(Data records)

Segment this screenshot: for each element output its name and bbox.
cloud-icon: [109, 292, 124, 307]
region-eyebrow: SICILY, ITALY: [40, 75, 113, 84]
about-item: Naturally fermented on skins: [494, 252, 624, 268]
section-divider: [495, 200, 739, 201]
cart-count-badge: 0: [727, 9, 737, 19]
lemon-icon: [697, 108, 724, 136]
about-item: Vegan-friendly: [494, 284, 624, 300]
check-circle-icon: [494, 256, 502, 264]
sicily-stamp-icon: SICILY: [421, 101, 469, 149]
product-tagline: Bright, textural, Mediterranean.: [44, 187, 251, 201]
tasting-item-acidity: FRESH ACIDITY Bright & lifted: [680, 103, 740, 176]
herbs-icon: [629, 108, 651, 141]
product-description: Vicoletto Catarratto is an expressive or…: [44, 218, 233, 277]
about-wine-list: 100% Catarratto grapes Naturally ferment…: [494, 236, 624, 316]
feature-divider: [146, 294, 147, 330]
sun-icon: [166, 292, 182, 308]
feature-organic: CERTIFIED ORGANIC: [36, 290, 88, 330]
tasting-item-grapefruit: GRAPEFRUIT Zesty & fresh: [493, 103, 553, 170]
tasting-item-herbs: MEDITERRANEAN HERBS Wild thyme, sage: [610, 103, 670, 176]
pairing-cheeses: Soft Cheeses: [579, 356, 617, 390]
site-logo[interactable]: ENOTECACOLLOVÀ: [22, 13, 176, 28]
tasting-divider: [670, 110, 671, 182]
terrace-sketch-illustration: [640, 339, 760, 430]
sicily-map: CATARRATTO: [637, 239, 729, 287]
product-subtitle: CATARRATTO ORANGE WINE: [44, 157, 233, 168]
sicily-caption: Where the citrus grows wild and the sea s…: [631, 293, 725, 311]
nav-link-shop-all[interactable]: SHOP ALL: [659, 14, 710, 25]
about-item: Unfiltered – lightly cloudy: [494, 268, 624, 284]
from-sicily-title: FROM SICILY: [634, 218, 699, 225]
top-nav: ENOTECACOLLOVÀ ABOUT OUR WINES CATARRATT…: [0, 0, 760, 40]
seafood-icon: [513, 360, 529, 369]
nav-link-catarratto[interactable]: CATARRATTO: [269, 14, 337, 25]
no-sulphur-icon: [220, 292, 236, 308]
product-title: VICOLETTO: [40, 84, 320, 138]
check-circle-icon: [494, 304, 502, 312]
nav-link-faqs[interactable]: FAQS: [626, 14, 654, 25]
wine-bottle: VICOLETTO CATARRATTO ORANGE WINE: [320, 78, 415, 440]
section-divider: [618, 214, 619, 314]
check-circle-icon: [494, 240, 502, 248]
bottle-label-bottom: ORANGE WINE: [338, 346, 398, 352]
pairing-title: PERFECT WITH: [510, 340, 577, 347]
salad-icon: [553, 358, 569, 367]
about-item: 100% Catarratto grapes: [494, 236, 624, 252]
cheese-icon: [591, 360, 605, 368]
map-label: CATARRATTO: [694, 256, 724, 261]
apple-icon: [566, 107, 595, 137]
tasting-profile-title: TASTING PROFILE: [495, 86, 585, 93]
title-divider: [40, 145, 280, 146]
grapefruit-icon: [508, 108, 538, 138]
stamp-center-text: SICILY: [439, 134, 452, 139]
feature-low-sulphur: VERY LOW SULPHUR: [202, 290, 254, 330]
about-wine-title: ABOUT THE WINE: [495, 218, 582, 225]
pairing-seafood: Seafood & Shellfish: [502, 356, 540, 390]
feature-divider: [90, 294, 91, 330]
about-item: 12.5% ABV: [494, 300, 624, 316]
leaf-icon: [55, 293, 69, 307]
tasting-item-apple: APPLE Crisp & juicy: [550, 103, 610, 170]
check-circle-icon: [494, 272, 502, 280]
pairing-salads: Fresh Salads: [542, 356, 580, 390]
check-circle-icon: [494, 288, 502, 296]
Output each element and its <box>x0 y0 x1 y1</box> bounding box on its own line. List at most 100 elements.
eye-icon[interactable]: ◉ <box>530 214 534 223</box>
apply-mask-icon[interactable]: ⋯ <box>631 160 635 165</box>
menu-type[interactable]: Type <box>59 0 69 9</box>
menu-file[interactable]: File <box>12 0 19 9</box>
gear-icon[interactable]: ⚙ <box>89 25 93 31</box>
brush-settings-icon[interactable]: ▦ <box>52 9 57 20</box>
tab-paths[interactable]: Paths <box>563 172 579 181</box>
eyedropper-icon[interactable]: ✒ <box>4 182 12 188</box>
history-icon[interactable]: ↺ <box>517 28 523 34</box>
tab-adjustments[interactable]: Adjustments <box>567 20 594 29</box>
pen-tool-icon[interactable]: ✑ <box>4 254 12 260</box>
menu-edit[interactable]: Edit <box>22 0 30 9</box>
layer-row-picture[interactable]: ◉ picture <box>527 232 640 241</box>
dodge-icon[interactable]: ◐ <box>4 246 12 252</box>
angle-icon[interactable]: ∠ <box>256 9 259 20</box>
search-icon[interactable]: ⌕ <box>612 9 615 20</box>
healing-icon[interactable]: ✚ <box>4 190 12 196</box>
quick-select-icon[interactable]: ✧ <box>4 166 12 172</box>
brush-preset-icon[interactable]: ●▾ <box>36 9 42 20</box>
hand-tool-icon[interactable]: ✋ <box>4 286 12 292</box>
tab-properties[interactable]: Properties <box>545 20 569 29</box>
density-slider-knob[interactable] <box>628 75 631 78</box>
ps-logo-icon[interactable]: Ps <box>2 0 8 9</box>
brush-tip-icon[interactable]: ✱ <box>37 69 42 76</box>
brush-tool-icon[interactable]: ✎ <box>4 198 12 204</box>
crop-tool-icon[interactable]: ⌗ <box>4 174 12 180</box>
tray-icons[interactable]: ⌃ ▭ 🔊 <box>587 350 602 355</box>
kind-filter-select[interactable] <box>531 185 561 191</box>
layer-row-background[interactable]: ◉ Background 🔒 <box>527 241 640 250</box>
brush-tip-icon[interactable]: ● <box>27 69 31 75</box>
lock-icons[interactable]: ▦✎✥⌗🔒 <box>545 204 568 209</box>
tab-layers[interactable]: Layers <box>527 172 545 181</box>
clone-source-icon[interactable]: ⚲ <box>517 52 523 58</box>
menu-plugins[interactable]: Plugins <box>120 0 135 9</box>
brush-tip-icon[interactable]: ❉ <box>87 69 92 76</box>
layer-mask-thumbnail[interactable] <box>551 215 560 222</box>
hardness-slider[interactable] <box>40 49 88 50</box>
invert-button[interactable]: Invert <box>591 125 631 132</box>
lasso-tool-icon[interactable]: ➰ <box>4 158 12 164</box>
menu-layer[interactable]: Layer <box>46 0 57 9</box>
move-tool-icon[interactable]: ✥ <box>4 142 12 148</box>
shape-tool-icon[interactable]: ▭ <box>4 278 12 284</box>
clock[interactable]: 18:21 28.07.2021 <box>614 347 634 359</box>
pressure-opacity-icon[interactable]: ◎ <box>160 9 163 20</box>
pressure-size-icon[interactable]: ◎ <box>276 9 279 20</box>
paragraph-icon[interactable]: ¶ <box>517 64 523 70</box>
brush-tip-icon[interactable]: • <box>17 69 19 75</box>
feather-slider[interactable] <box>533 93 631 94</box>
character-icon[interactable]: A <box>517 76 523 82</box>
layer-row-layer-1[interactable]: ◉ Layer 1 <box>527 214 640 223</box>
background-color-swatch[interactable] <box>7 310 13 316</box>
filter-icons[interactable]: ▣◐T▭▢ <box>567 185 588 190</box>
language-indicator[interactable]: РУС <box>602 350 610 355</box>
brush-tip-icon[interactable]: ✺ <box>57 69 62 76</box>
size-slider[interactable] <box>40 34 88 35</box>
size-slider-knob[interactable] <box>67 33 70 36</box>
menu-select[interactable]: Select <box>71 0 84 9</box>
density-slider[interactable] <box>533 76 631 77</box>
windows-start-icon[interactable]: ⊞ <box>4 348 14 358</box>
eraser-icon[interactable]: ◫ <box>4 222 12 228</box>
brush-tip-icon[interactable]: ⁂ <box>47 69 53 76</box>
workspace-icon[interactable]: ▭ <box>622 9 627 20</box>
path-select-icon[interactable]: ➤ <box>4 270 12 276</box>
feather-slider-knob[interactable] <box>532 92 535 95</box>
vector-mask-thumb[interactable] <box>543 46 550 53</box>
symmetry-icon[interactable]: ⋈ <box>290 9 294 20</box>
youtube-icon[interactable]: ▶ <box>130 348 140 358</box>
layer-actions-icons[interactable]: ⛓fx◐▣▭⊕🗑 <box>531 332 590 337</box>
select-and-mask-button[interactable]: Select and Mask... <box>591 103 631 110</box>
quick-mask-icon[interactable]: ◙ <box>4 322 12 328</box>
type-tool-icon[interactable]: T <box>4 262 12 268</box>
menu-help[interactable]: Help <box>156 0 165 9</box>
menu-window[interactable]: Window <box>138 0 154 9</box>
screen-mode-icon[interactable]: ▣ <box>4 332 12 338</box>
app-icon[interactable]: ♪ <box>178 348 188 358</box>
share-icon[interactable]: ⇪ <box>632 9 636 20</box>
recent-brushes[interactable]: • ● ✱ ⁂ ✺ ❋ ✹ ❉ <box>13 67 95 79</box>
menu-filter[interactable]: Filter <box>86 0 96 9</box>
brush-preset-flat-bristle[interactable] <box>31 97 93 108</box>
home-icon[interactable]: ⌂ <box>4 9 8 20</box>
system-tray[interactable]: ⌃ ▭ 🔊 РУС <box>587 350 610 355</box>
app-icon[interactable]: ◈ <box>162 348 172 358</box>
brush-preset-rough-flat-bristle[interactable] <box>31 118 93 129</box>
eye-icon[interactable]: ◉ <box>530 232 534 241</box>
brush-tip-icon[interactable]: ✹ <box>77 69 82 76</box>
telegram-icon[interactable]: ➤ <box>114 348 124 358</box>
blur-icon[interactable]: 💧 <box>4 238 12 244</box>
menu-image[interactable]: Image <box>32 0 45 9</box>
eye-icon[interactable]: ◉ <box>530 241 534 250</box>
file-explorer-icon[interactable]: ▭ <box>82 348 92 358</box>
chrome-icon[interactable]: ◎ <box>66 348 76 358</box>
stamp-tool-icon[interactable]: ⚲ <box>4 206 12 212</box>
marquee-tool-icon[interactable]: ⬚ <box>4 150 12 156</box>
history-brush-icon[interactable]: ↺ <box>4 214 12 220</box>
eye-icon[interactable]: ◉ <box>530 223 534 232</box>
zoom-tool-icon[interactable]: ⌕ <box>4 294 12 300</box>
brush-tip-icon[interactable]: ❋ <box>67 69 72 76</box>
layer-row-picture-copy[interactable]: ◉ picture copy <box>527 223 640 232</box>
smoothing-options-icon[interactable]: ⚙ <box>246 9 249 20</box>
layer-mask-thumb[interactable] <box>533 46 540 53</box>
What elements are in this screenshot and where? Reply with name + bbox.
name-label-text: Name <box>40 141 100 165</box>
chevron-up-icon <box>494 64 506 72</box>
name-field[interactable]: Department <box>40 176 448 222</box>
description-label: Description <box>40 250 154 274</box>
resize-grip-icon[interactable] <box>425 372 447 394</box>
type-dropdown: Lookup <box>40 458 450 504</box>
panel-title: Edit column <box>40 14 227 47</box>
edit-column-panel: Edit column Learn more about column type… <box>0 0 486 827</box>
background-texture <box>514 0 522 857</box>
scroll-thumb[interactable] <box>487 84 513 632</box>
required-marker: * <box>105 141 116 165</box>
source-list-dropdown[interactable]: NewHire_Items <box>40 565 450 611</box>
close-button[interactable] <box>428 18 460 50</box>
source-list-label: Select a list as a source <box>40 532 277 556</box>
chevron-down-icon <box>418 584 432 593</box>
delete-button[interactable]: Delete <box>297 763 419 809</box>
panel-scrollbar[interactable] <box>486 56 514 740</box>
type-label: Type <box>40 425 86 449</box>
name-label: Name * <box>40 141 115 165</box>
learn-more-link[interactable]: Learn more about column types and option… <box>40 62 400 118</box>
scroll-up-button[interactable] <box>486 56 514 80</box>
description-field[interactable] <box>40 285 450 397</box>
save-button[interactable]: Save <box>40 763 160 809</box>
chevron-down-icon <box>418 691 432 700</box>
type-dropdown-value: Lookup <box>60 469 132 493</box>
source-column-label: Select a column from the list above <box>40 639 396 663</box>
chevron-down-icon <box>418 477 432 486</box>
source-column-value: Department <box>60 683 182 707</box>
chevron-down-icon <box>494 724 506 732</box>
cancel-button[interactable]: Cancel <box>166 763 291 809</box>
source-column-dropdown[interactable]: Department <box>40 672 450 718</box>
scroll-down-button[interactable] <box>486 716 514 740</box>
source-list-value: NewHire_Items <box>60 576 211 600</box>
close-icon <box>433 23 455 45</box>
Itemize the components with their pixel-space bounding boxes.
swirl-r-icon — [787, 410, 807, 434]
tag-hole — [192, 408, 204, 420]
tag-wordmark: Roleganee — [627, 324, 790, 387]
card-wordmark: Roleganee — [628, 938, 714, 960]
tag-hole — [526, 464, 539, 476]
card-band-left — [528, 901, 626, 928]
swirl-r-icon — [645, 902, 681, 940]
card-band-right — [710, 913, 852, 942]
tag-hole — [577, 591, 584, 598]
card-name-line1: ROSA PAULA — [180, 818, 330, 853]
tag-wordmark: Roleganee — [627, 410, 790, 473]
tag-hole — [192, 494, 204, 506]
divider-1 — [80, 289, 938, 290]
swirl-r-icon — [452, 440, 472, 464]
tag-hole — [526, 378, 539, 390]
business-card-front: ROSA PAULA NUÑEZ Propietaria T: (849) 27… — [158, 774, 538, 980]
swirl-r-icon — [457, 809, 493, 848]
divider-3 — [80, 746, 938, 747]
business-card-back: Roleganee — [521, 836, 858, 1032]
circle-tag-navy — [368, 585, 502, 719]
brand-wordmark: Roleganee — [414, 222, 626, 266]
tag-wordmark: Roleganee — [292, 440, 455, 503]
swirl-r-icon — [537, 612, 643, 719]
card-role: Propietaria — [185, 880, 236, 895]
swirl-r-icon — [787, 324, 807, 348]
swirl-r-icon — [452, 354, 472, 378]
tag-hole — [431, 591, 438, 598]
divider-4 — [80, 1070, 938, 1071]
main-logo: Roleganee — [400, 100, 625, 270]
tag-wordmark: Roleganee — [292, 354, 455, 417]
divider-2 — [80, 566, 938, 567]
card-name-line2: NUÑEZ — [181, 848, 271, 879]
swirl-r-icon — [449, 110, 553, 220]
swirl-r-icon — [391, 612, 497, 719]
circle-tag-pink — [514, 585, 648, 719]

* Brief *
Reproduce the data above verbatim, from the first line through the line that contains "tasting-item-acidity: FRESH ACIDITY".

* Response to the task *
Segment this screenshot: for each element output its name and bbox.
cloud-icon: [109, 292, 124, 307]
region-eyebrow: SICILY, ITALY: [40, 75, 113, 84]
about-item: Naturally fermented on skins: [494, 252, 624, 268]
section-divider: [495, 200, 739, 201]
cart-count-badge: 0: [727, 9, 737, 19]
lemon-icon: [697, 108, 724, 136]
about-item: Vegan-friendly: [494, 284, 624, 300]
check-circle-icon: [494, 256, 502, 264]
sicily-stamp-icon: SICILY: [421, 101, 469, 149]
product-tagline: Bright, textural, Mediterranean.: [44, 187, 251, 201]
tasting-item-acidity: FRESH ACIDITY Bright & lifted: [680, 103, 740, 176]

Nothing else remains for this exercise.